--- PROVIDED RECORDS ---
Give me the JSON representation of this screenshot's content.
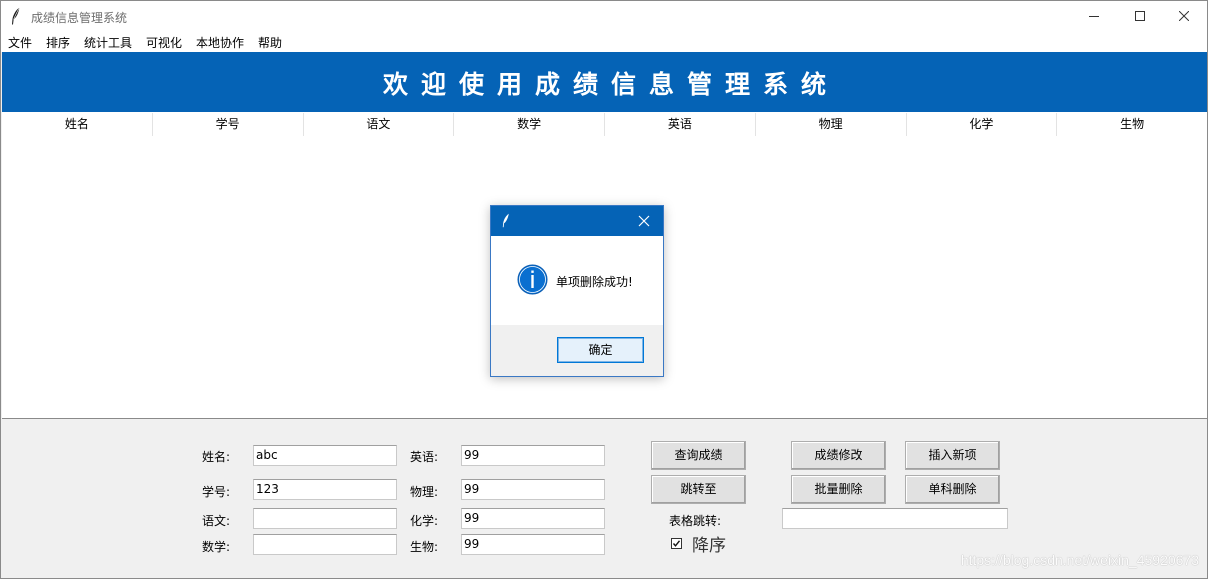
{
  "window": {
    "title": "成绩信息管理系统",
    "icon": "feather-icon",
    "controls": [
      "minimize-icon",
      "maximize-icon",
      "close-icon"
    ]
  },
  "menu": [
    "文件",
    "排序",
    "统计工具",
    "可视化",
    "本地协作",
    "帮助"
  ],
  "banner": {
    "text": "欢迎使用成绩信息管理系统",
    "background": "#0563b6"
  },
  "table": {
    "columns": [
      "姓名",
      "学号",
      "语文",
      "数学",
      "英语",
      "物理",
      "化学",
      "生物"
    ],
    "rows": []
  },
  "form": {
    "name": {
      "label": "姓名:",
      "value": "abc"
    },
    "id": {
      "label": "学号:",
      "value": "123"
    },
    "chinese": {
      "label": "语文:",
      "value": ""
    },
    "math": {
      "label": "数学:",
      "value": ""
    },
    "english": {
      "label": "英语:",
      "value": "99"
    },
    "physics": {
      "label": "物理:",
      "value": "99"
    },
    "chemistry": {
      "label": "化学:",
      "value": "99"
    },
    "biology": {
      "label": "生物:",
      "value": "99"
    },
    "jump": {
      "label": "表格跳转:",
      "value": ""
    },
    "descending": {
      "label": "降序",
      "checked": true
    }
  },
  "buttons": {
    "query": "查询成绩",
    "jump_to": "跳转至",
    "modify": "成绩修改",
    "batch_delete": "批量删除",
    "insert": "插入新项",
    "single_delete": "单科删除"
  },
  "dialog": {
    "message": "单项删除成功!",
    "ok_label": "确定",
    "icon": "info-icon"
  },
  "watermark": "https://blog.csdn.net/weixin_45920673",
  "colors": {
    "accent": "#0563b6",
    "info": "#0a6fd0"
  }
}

--- GIVEN EXERCISE ---
Pull out all lines of the data with the string "icon".

--- ANSWER FOR THIS EXERCISE ---
    "icon": "feather-icon",
      "minimize-icon",
      "maximize-icon",
      "close-icon"
    "icon": "info-icon"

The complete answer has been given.